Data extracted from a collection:
╭──

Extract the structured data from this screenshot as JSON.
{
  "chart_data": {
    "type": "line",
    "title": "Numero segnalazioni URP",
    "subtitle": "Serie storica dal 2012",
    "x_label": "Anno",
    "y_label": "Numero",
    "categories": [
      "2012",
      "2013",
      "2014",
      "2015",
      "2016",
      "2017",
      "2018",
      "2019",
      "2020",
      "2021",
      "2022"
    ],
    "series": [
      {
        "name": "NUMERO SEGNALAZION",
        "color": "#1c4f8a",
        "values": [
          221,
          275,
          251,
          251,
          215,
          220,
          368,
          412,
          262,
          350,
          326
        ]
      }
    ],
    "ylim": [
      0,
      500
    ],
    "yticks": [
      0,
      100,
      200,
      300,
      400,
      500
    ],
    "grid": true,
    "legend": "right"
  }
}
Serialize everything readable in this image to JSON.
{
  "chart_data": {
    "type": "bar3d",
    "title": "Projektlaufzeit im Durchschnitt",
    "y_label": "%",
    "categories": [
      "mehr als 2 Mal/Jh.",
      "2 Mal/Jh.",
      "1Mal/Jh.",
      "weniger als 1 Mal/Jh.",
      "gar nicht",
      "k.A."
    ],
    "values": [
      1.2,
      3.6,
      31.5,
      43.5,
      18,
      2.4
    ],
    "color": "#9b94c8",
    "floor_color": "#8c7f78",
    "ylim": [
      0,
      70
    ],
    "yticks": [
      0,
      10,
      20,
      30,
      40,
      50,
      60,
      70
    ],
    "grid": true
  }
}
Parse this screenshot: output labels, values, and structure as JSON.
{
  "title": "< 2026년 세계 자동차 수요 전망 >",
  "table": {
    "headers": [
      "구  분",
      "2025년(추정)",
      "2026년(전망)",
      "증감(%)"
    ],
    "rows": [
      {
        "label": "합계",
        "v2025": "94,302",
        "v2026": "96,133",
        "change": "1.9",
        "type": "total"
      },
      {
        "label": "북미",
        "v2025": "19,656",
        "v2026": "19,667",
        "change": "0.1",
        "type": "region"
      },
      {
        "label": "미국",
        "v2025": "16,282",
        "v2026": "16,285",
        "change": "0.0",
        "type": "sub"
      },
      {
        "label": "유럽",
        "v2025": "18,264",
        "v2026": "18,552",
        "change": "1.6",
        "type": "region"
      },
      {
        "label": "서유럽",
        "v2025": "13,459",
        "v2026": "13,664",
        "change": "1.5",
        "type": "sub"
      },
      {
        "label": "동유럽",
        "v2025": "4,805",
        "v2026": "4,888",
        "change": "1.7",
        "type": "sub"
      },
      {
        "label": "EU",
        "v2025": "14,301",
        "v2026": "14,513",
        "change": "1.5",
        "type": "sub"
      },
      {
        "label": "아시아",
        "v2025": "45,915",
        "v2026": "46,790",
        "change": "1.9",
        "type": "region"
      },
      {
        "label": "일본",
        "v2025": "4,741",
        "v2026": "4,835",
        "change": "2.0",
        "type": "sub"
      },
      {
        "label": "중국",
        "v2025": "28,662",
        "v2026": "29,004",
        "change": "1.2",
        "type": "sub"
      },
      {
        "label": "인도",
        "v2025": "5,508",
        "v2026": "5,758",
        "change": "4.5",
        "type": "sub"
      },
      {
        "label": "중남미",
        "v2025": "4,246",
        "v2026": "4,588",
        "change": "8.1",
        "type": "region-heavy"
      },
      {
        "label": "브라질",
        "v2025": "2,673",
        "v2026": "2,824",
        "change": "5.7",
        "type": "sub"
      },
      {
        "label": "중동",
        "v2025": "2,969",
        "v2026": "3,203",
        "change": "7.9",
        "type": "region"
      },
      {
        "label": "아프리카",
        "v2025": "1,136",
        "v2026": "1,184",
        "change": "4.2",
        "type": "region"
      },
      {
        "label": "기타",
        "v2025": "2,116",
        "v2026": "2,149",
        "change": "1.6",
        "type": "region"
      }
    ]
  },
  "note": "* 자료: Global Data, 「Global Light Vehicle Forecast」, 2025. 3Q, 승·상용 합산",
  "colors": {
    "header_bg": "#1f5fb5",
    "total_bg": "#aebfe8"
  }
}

╰──

* TASK OBJECTIVE
Please quote the records above exactly, without skipping a line.

* SOLUTION TO THE PROBLEM
Extract the structured data from this screenshot as JSON.
{
  "chart_data": {
    "type": "line",
    "title": "Numero segnalazioni URP",
    "subtitle": "Serie storica dal 2012",
    "x_label": "Anno",
    "y_label": "Numero",
    "categories": [
      "2012",
      "2013",
      "2014",
      "2015",
      "2016",
      "2017",
      "2018",
      "2019",
      "2020",
      "2021",
      "2022"
    ],
    "series": [
      {
        "name": "NUMERO SEGNALAZION",
        "color": "#1c4f8a",
        "values": [
          221,
          275,
          251,
          251,
          215,
          220,
          368,
          412,
          262,
          350,
          326
        ]
      }
    ],
    "ylim": [
      0,
      500
    ],
    "yticks": [
      0,
      100,
      200,
      300,
      400,
      500
    ],
    "grid": true,
    "legend": "right"
  }
}
Serialize everything readable in this image to JSON.
{
  "chart_data": {
    "type": "bar3d",
    "title": "Projektlaufzeit im Durchschnitt",
    "y_label": "%",
    "categories": [
      "mehr als 2 Mal/Jh.",
      "2 Mal/Jh.",
      "1Mal/Jh.",
      "weniger als 1 Mal/Jh.",
      "gar nicht",
      "k.A."
    ],
    "values": [
      1.2,
      3.6,
      31.5,
      43.5,
      18,
      2.4
    ],
    "color": "#9b94c8",
    "floor_color": "#8c7f78",
    "ylim": [
      0,
      70
    ],
    "yticks": [
      0,
      10,
      20,
      30,
      40,
      50,
      60,
      70
    ],
    "grid": true
  }
}
Parse this screenshot: output labels, values, and structure as JSON.
{
  "title": "< 2026년 세계 자동차 수요 전망 >",
  "table": {
    "headers": [
      "구  분",
      "2025년(추정)",
      "2026년(전망)",
      "증감(%)"
    ],
    "rows": [
      {
        "label": "합계",
        "v2025": "94,302",
        "v2026": "96,133",
        "change": "1.9",
        "type": "total"
      },
      {
        "label": "북미",
        "v2025": "19,656",
        "v2026": "19,667",
        "change": "0.1",
        "type": "region"
      },
      {
        "label": "미국",
        "v2025": "16,282",
        "v2026": "16,285",
        "change": "0.0",
        "type": "sub"
      },
      {
        "label": "유럽",
        "v2025": "18,264",
        "v2026": "18,552",
        "change": "1.6",
        "type": "region"
      },
      {
        "label": "서유럽",
        "v2025": "13,459",
        "v2026": "13,664",
        "change": "1.5",
        "type": "sub"
      },
      {
        "label": "동유럽",
        "v2025": "4,805",
        "v2026": "4,888",
        "change": "1.7",
        "type": "sub"
      },
      {
        "label": "EU",
        "v2025": "14,301",
        "v2026": "14,513",
        "change": "1.5",
        "type": "sub"
      },
      {
        "label": "아시아",
        "v2025": "45,915",
        "v2026": "46,790",
        "change": "1.9",
        "type": "region"
      },
      {
        "label": "일본",
        "v2025": "4,741",
        "v2026": "4,835",
        "change": "2.0",
        "type": "sub"
      },
      {
        "label": "중국",
        "v2025": "28,662",
        "v2026": "29,004",
        "change": "1.2",
        "type": "sub"
      },
      {
        "label": "인도",
        "v2025": "5,508",
        "v2026": "5,758",
        "change": "4.5",
        "type": "sub"
      },
      {
        "label": "중남미",
        "v2025": "4,246",
        "v2026": "4,588",
        "change": "8.1",
        "type": "region-heavy"
      },
      {
        "label": "브라질",
        "v2025": "2,673",
        "v2026": "2,824",
        "change": "5.7",
        "type": "sub"
      },
      {
        "label": "중동",
        "v2025": "2,969",
        "v2026": "3,203",
        "change": "7.9",
        "type": "region"
      },
      {
        "label": "아프리카",
        "v2025": "1,136",
        "v2026": "1,184",
        "change": "4.2",
        "type": "region"
      },
      {
        "label": "기타",
        "v2025": "2,116",
        "v2026": "2,149",
        "change": "1.6",
        "type": "region"
      }
    ]
  },
  "note": "* 자료: Global Data, 「Global Light Vehicle Forecast」, 2025. 3Q, 승·상용 합산",
  "colors": {
    "header_bg": "#1f5fb5",
    "total_bg": "#aebfe8"
  }
}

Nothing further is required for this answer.